What is required: Can you quote exactly the stretch of lines from the one with "Give me the" through the final line of the material, both ends included?

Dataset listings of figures
◇ ◇ ◇ ◇

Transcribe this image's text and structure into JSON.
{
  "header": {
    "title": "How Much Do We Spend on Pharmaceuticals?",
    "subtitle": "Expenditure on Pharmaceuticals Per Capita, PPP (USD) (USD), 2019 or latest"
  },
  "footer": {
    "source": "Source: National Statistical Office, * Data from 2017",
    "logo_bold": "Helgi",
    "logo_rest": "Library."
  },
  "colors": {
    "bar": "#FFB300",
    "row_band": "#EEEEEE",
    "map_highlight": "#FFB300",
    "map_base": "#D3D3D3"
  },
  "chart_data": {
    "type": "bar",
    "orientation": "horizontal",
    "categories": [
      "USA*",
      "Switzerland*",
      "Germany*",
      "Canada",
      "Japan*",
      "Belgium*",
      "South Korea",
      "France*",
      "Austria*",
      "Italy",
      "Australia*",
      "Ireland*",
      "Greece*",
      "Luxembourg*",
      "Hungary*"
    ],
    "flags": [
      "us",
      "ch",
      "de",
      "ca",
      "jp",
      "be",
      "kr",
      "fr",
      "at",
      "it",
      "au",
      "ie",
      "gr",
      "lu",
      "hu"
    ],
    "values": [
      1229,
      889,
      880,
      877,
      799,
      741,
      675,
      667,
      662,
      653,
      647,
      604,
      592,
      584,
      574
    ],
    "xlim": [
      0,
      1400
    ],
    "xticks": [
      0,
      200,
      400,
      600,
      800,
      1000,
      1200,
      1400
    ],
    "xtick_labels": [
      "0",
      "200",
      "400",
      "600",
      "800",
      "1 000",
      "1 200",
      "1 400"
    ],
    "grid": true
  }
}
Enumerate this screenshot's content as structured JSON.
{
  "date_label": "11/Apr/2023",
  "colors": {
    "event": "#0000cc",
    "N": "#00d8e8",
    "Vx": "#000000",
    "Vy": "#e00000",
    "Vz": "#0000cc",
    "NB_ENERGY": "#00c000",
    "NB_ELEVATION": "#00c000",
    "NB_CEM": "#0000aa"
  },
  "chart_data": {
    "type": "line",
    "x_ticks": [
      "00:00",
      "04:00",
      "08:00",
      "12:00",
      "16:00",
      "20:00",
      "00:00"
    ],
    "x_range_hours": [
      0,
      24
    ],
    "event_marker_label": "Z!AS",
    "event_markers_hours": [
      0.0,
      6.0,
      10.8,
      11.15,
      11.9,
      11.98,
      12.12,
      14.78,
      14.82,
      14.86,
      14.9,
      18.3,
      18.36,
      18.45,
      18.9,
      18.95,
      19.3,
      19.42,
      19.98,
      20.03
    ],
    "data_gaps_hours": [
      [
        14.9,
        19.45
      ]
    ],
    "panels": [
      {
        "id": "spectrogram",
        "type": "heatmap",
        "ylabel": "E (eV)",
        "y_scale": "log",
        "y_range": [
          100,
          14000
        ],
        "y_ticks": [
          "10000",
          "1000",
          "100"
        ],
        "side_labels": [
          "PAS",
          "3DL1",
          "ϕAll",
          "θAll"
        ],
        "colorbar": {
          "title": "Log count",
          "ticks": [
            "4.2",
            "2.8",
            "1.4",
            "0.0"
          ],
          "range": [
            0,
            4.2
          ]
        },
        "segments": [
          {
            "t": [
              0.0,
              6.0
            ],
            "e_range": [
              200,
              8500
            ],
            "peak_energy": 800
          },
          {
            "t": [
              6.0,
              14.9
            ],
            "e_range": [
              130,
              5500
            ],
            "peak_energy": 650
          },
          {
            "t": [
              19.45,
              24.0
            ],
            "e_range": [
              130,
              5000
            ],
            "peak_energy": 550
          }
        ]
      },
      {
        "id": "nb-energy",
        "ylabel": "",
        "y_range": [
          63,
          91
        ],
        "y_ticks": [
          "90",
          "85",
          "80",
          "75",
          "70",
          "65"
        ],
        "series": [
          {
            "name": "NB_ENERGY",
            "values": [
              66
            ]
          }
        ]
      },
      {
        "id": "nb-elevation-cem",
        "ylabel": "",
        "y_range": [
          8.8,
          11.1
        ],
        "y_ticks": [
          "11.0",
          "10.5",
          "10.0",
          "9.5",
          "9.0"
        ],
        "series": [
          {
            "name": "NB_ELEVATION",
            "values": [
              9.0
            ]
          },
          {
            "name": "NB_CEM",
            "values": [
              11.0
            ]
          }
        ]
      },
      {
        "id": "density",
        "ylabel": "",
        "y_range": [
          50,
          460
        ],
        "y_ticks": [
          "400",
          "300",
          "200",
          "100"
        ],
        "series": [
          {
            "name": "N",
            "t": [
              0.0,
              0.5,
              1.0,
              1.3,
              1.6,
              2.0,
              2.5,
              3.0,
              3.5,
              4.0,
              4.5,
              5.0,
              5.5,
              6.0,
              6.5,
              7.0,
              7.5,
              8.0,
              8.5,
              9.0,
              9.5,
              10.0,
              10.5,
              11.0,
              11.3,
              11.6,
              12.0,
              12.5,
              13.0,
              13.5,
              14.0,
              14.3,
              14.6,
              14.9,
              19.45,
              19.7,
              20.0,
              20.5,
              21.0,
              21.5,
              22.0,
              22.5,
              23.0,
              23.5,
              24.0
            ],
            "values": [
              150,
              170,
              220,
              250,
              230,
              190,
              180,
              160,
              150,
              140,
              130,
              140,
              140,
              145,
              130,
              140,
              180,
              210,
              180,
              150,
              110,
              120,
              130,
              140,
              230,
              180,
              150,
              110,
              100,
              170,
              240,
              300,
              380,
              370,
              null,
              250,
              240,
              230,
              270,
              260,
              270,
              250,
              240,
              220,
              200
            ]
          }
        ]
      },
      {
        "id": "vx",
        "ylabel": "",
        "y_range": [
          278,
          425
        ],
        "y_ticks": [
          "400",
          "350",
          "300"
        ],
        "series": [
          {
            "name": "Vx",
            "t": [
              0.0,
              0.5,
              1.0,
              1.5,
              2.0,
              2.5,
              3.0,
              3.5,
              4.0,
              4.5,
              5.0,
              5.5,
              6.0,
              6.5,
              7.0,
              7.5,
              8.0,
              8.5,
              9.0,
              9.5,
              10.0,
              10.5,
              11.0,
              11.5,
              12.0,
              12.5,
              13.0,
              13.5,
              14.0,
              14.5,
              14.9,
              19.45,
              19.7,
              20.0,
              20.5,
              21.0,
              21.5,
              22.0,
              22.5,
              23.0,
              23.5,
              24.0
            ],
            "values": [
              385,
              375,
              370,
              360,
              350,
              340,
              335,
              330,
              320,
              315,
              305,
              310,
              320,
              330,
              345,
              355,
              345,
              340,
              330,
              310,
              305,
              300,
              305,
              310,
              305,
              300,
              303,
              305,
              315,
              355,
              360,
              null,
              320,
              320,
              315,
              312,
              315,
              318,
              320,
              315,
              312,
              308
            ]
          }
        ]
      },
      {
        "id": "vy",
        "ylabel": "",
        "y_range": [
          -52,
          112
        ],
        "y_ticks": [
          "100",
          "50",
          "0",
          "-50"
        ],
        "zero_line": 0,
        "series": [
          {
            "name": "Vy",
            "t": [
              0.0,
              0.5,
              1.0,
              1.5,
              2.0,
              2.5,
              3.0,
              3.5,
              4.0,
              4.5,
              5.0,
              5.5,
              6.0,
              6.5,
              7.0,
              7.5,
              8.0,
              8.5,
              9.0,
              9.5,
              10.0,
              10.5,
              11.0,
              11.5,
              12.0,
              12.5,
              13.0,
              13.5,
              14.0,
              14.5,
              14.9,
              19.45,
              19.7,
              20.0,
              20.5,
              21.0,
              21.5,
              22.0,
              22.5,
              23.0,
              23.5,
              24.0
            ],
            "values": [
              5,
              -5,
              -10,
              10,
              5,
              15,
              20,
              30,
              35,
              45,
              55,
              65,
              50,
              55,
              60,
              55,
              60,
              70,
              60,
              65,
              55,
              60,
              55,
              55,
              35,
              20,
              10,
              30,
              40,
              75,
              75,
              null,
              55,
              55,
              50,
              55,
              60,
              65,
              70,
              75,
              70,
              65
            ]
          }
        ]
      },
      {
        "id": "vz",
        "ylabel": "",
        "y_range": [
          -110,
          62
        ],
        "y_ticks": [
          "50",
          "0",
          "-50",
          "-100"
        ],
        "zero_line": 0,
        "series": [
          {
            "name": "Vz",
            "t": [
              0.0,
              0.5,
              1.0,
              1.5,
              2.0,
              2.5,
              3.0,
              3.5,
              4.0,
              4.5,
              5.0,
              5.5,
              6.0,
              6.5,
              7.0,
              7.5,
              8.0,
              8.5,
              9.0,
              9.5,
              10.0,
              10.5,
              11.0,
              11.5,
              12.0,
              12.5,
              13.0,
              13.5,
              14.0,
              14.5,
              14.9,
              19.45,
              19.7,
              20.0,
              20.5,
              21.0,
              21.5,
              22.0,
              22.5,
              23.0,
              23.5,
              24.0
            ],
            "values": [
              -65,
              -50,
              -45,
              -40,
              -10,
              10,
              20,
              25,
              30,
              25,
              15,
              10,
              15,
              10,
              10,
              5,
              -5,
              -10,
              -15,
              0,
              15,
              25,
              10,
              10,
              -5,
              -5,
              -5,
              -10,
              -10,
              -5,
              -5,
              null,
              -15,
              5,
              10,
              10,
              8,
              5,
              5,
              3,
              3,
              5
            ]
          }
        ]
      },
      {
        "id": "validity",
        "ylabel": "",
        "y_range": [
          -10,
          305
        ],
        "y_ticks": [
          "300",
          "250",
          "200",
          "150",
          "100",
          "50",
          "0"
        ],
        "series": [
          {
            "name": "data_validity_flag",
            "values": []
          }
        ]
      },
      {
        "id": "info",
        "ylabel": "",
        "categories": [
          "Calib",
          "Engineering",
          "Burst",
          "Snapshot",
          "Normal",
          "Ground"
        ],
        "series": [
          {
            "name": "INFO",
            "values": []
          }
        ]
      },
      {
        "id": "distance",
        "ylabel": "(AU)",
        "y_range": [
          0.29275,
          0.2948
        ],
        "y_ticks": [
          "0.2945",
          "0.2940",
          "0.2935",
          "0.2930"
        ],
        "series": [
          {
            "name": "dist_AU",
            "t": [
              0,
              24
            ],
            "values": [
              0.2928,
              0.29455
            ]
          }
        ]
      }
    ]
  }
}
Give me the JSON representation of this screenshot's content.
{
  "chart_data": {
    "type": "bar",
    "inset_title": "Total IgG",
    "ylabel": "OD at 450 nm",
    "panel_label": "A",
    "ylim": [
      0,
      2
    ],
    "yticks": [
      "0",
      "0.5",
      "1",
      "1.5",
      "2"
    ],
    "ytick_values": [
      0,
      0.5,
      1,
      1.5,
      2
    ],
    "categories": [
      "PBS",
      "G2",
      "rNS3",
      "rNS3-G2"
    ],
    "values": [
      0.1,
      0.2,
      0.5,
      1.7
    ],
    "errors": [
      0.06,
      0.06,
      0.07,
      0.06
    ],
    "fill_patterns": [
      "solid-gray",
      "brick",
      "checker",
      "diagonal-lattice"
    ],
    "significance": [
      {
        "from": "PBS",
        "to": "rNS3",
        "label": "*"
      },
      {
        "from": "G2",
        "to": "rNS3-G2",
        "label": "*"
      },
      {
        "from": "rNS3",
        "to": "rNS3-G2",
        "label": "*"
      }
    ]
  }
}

◇ ◇ ◇ ◇

Answer:
Give me the JSON representation of this screenshot's content.
{
  "chart_data": {
    "type": "bar",
    "inset_title": "Total IgG",
    "ylabel": "OD at 450 nm",
    "panel_label": "A",
    "ylim": [
      0,
      2
    ],
    "yticks": [
      "0",
      "0.5",
      "1",
      "1.5",
      "2"
    ],
    "ytick_values": [
      0,
      0.5,
      1,
      1.5,
      2
    ],
    "categories": [
      "PBS",
      "G2",
      "rNS3",
      "rNS3-G2"
    ],
    "values": [
      0.1,
      0.2,
      0.5,
      1.7
    ],
    "errors": [
      0.06,
      0.06,
      0.07,
      0.06
    ],
    "fill_patterns": [
      "solid-gray",
      "brick",
      "checker",
      "diagonal-lattice"
    ],
    "significance": [
      {
        "from": "PBS",
        "to": "rNS3",
        "label": "*"
      },
      {
        "from": "G2",
        "to": "rNS3-G2",
        "label": "*"
      },
      {
        "from": "rNS3",
        "to": "rNS3-G2",
        "label": "*"
      }
    ]
  }
}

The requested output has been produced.